Copy all lines below containing "outcome".

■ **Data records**
● ● ● ● ● ● ●
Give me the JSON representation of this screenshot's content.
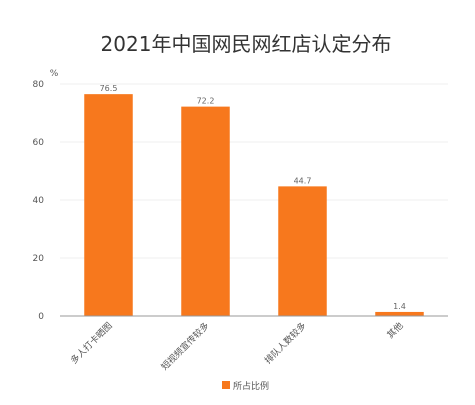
{
  "chart_data": {
    "type": "bar",
    "title": "2021年中国网民网红店认定分布",
    "ylabel": "%",
    "xlabel": "",
    "categories": [
      "多人打卡晒图",
      "短视频宣传较多",
      "排队人数较多",
      "其他"
    ],
    "series": [
      {
        "name": "所占比例",
        "values": [
          76.5,
          72.2,
          44.7,
          1.4
        ]
      }
    ],
    "data_labels": [
      "76.5",
      "72.2",
      "44.7",
      "1.4"
    ],
    "yticks": [
      0,
      20,
      40,
      60,
      80
    ],
    "ylim": [
      0,
      80
    ],
    "grid": true,
    "legend_position": "bottom-center",
    "colors": {
      "bar": "#f7781d",
      "grid": "#efefef",
      "axis": "#999999"
    }
  }
}
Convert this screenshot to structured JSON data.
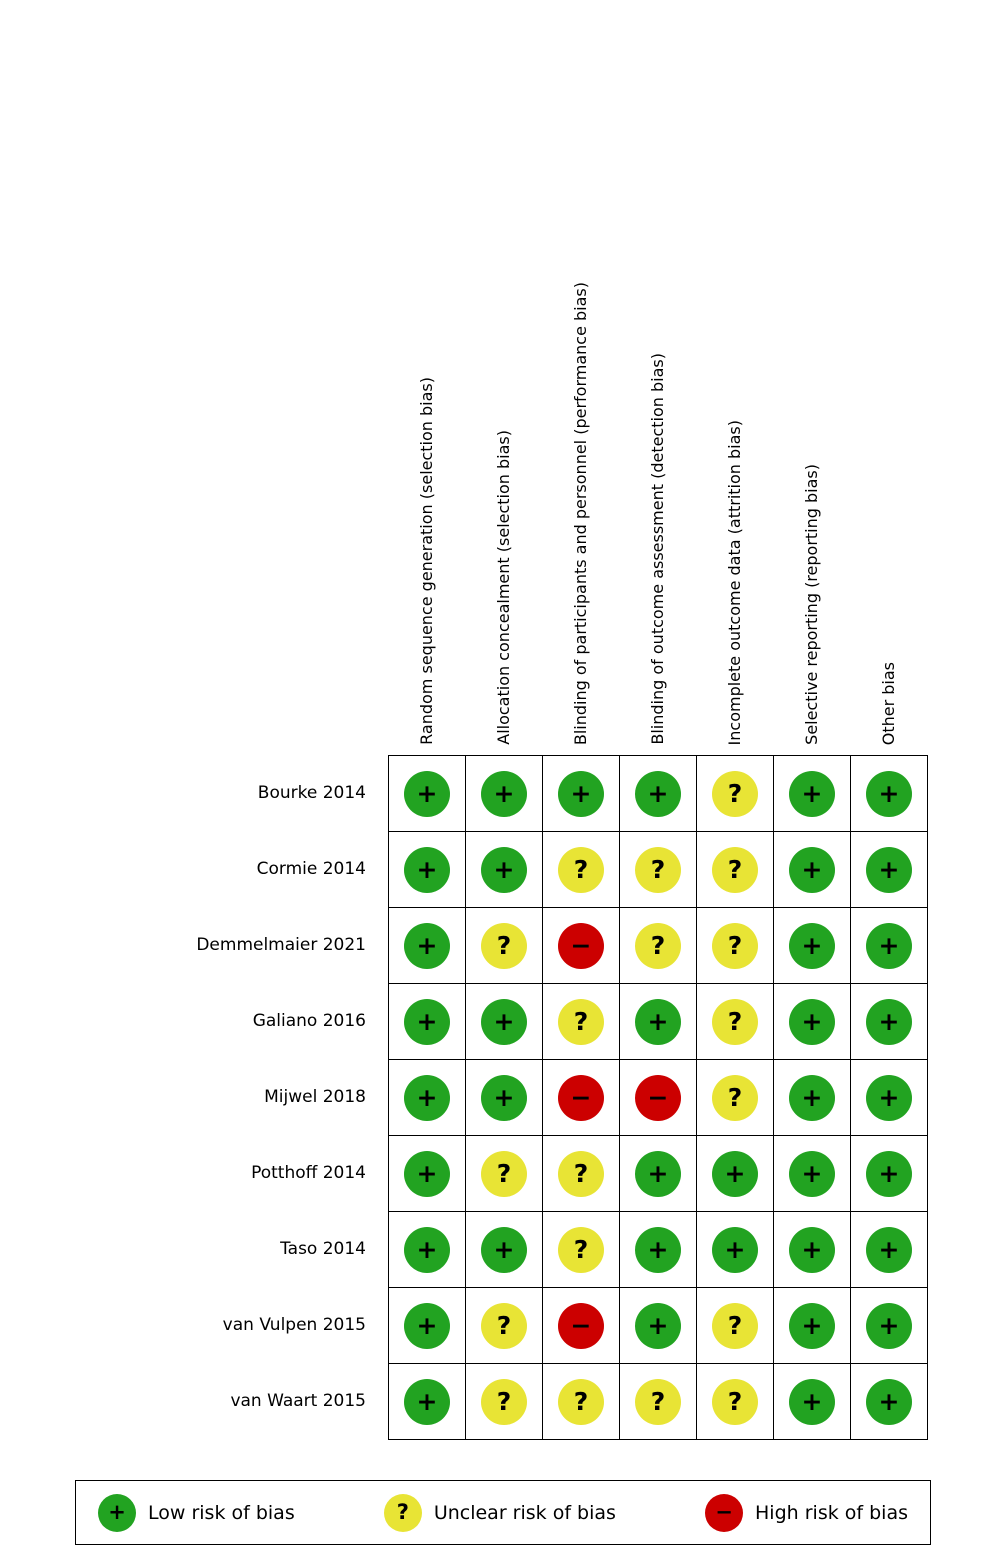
{
  "chart_data": {
    "type": "table",
    "title": "",
    "columns": [
      "Random sequence generation (selection bias)",
      "Allocation concealment (selection bias)",
      "Blinding of participants and personnel (performance bias)",
      "Blinding of outcome assessment (detection bias)",
      "Incomplete outcome data (attrition bias)",
      "Selective reporting (reporting bias)",
      "Other bias"
    ],
    "rows": [
      {
        "study": "Bourke 2014",
        "ratings": [
          "low",
          "low",
          "low",
          "low",
          "unclear",
          "low",
          "low"
        ]
      },
      {
        "study": "Cormie 2014",
        "ratings": [
          "low",
          "low",
          "unclear",
          "unclear",
          "unclear",
          "low",
          "low"
        ]
      },
      {
        "study": "Demmelmaier 2021",
        "ratings": [
          "low",
          "unclear",
          "high",
          "unclear",
          "unclear",
          "low",
          "low"
        ]
      },
      {
        "study": "Galiano 2016",
        "ratings": [
          "low",
          "low",
          "unclear",
          "low",
          "unclear",
          "low",
          "low"
        ]
      },
      {
        "study": "Mijwel 2018",
        "ratings": [
          "low",
          "low",
          "high",
          "high",
          "unclear",
          "low",
          "low"
        ]
      },
      {
        "study": "Potthoff 2014",
        "ratings": [
          "low",
          "unclear",
          "unclear",
          "low",
          "low",
          "low",
          "low"
        ]
      },
      {
        "study": "Taso 2014",
        "ratings": [
          "low",
          "low",
          "unclear",
          "low",
          "low",
          "low",
          "low"
        ]
      },
      {
        "study": "van Vulpen 2015",
        "ratings": [
          "low",
          "unclear",
          "high",
          "low",
          "unclear",
          "low",
          "low"
        ]
      },
      {
        "study": "van Waart 2015",
        "ratings": [
          "low",
          "unclear",
          "unclear",
          "unclear",
          "unclear",
          "low",
          "low"
        ]
      }
    ],
    "legend": [
      {
        "key": "low",
        "symbol": "+",
        "label": "Low risk of bias"
      },
      {
        "key": "unclear",
        "symbol": "?",
        "label": "Unclear risk of bias"
      },
      {
        "key": "high",
        "symbol": "−",
        "label": "High risk of bias"
      }
    ],
    "legend_position": "bottom"
  },
  "symbols": {
    "low": "+",
    "unclear": "?",
    "high": "−"
  },
  "colors": {
    "low": "#22a321",
    "unclear": "#e8e435",
    "high": "#cc0000",
    "symbol": "#000000",
    "border": "#000000"
  }
}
● ● ● ● ● ● ●
■ **EXPECTED OUTPUT**
      "Blinding of outcome assessment (detection bias)",
      "Incomplete outcome data (attrition bias)",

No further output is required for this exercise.